--- RECORDS FOR THE EXERCISE ---

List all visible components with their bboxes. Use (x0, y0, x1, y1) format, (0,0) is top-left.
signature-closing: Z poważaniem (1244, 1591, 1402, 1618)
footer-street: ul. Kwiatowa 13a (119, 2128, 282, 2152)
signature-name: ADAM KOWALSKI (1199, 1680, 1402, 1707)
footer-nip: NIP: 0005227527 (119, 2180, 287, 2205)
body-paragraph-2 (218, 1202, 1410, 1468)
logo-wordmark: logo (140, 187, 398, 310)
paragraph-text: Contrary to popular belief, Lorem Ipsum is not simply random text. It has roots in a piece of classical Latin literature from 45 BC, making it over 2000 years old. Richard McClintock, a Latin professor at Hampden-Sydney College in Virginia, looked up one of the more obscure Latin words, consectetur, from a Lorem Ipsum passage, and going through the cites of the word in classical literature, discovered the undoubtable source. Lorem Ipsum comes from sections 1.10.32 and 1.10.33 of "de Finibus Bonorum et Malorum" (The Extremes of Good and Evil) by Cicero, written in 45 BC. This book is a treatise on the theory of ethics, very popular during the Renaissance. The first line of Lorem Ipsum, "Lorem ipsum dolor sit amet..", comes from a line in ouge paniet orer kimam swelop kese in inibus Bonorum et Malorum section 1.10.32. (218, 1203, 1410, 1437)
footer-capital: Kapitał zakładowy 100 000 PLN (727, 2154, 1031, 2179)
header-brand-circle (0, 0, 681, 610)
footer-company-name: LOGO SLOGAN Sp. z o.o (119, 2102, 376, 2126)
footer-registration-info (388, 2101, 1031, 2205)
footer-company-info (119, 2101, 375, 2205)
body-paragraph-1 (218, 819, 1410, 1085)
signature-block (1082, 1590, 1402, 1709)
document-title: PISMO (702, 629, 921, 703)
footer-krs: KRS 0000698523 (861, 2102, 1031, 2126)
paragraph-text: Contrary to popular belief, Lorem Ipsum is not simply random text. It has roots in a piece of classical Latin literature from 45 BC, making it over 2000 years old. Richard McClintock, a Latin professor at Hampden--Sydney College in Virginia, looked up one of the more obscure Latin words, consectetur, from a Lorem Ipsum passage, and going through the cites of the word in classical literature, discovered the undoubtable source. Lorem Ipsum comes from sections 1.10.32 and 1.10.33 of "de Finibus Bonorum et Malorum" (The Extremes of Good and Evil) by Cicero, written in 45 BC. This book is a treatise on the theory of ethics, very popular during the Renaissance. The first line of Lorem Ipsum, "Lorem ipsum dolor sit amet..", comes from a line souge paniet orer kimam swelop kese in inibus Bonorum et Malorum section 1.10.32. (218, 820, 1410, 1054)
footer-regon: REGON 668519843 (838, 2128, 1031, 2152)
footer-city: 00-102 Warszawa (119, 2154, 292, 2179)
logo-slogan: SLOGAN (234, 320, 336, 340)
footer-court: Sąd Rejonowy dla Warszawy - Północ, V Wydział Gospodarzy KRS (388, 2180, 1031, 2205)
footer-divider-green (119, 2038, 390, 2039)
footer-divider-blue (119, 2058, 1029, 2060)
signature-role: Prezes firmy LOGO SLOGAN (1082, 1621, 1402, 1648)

---

* **WHAT IS REQUIRED**: Reproduce every line of the item above verbatim, without any alteration.

* **EXERCISE ANSWER**:
List all visible components with their bboxes. Use (x0, y0, x1, y1) format, (0,0) is top-left.
signature-closing: Z poważaniem (1244, 1591, 1402, 1618)
footer-street: ul. Kwiatowa 13a (119, 2128, 282, 2152)
signature-name: ADAM KOWALSKI (1199, 1680, 1402, 1707)
footer-nip: NIP: 0005227527 (119, 2180, 287, 2205)
body-paragraph-2 (218, 1202, 1410, 1468)
logo-wordmark: logo (140, 187, 398, 310)
paragraph-text: Contrary to popular belief, Lorem Ipsum is not simply random text. It has roots in a piece of classical Latin literature from 45 BC, making it over 2000 years old. Richard McClintock, a Latin professor at Hampden-Sydney College in Virginia, looked up one of the more obscure Latin words, consectetur, from a Lorem Ipsum passage, and going through the cites of the word in classical literature, discovered the undoubtable source. Lorem Ipsum comes from sections 1.10.32 and 1.10.33 of "de Finibus Bonorum et Malorum" (The Extremes of Good and Evil) by Cicero, written in 45 BC. This book is a treatise on the theory of ethics, very popular during the Renaissance. The first line of Lorem Ipsum, "Lorem ipsum dolor sit amet..", comes from a line in ouge paniet orer kimam swelop kese in inibus Bonorum et Malorum section 1.10.32. (218, 1203, 1410, 1437)
footer-capital: Kapitał zakładowy 100 000 PLN (727, 2154, 1031, 2179)
header-brand-circle (0, 0, 681, 610)
footer-company-name: LOGO SLOGAN Sp. z o.o (119, 2102, 376, 2126)
footer-registration-info (388, 2101, 1031, 2205)
footer-company-info (119, 2101, 375, 2205)
body-paragraph-1 (218, 819, 1410, 1085)
signature-block (1082, 1590, 1402, 1709)
document-title: PISMO (702, 629, 921, 703)
footer-krs: KRS 0000698523 (861, 2102, 1031, 2126)
paragraph-text: Contrary to popular belief, Lorem Ipsum is not simply random text. It has roots in a piece of classical Latin literature from 45 BC, making it over 2000 years old. Richard McClintock, a Latin professor at Hampden--Sydney College in Virginia, looked up one of the more obscure Latin words, consectetur, from a Lorem Ipsum passage, and going through the cites of the word in classical literature, discovered the undoubtable source. Lorem Ipsum comes from sections 1.10.32 and 1.10.33 of "de Finibus Bonorum et Malorum" (The Extremes of Good and Evil) by Cicero, written in 45 BC. This book is a treatise on the theory of ethics, very popular during the Renaissance. The first line of Lorem Ipsum, "Lorem ipsum dolor sit amet..", comes from a line souge paniet orer kimam swelop kese in inibus Bonorum et Malorum section 1.10.32. (218, 820, 1410, 1054)
footer-regon: REGON 668519843 (838, 2128, 1031, 2152)
footer-city: 00-102 Warszawa (119, 2154, 292, 2179)
logo-slogan: SLOGAN (234, 320, 336, 340)
footer-court: Sąd Rejonowy dla Warszawy - Północ, V Wydział Gospodarzy KRS (388, 2180, 1031, 2205)
footer-divider-green (119, 2038, 390, 2039)
footer-divider-blue (119, 2058, 1029, 2060)
signature-role: Prezes firmy LOGO SLOGAN (1082, 1621, 1402, 1648)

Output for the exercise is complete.